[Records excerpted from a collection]
"""
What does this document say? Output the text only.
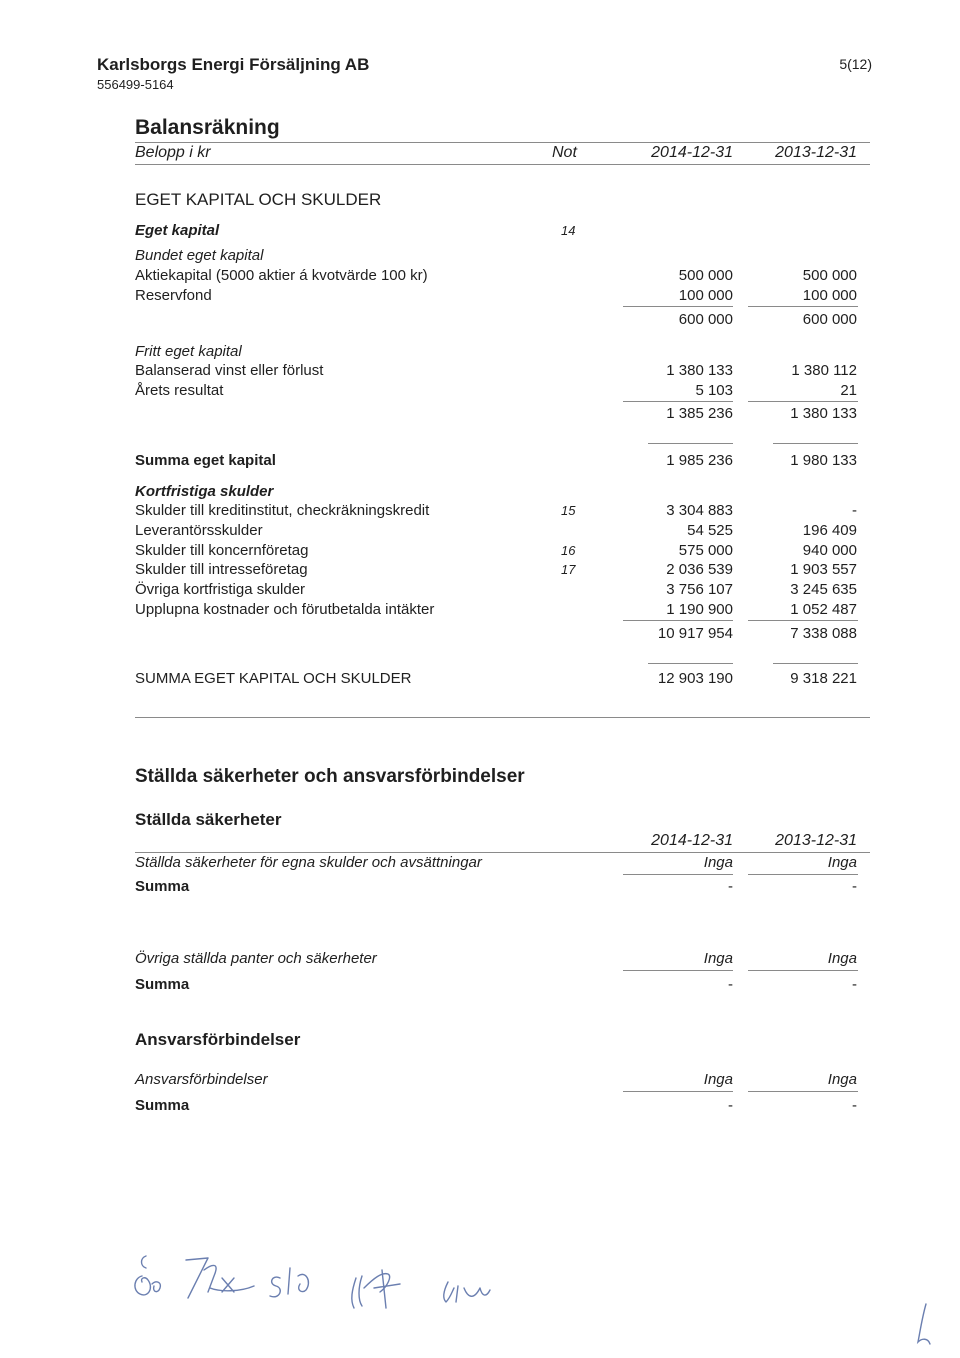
Karlsborgs Energi Försäljning AB
556499-5164
5(12)
Balansräkning
Belopp i kr	Not	2014-12-31	2013-12-31
EGET KAPITAL OCH SKULDER
Eget kapital	14
Bundet eget kapital
Aktiekapital (5000 aktier á kvotvärde 100 kr)	500 000	500 000
Reservfond	100 000	100 000
600 000	600 000
Fritt eget kapital
Balanserad vinst eller förlust	1 380 133	1 380 112
Årets resultat	5 103	21
1 385 236	1 380 133
Summa eget kapital	1 985 236	1 980 133
Kortfristiga skulder
Skulder till kreditinstitut, checkräkningskredit	15	3 304 883	-
Leverantörsskulder	54 525	196 409
Skulder till koncernföretag	16	575 000	940 000
Skulder till intresseföretag	17	2 036 539	1 903 557
Övriga kortfristiga skulder	3 756 107	3 245 635
Upplupna kostnader och förutbetalda intäkter	1 190 900	1 052 487
10 917 954	7 338 088
SUMMA EGET KAPITAL OCH SKULDER	12 903 190	9 318 221
Ställda säkerheter och ansvarsförbindelser
Ställda säkerheter
2014-12-31	2013-12-31
Ställda säkerheter för egna skulder och avsättningar	Inga	Inga
Summa	-	-
Övriga ställda panter och säkerheter	Inga	Inga
Summa	-	-
Ansvarsförbindelser
Ansvarsförbindelser	Inga	Inga
Summa	-	-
"""
● REQUIREMENT
Copy out each record shown above without alteration, skipping any picture.

● RESULT OF THIS EXERCISE
What does this document say? Output the text only.
Karlsborgs Energi Försäljning AB
556499-5164
5(12)
Balansräkning
Belopp i kr	Not	2014-12-31	2013-12-31
EGET KAPITAL OCH SKULDER
Eget kapital	14
Bundet eget kapital
Aktiekapital (5000 aktier á kvotvärde 100 kr)	500 000	500 000
Reservfond	100 000	100 000
600 000	600 000
Fritt eget kapital
Balanserad vinst eller förlust	1 380 133	1 380 112
Årets resultat	5 103	21
1 385 236	1 380 133
Summa eget kapital	1 985 236	1 980 133
Kortfristiga skulder
Skulder till kreditinstitut, checkräkningskredit	15	3 304 883	-
Leverantörsskulder	54 525	196 409
Skulder till koncernföretag	16	575 000	940 000
Skulder till intresseföretag	17	2 036 539	1 903 557
Övriga kortfristiga skulder	3 756 107	3 245 635
Upplupna kostnader och förutbetalda intäkter	1 190 900	1 052 487
10 917 954	7 338 088
SUMMA EGET KAPITAL OCH SKULDER	12 903 190	9 318 221
Ställda säkerheter och ansvarsförbindelser
Ställda säkerheter
2014-12-31	2013-12-31
Ställda säkerheter för egna skulder och avsättningar	Inga	Inga
Summa	-	-
Övriga ställda panter och säkerheter	Inga	Inga
Summa	-	-
Ansvarsförbindelser
Ansvarsförbindelser	Inga	Inga
Summa	-	-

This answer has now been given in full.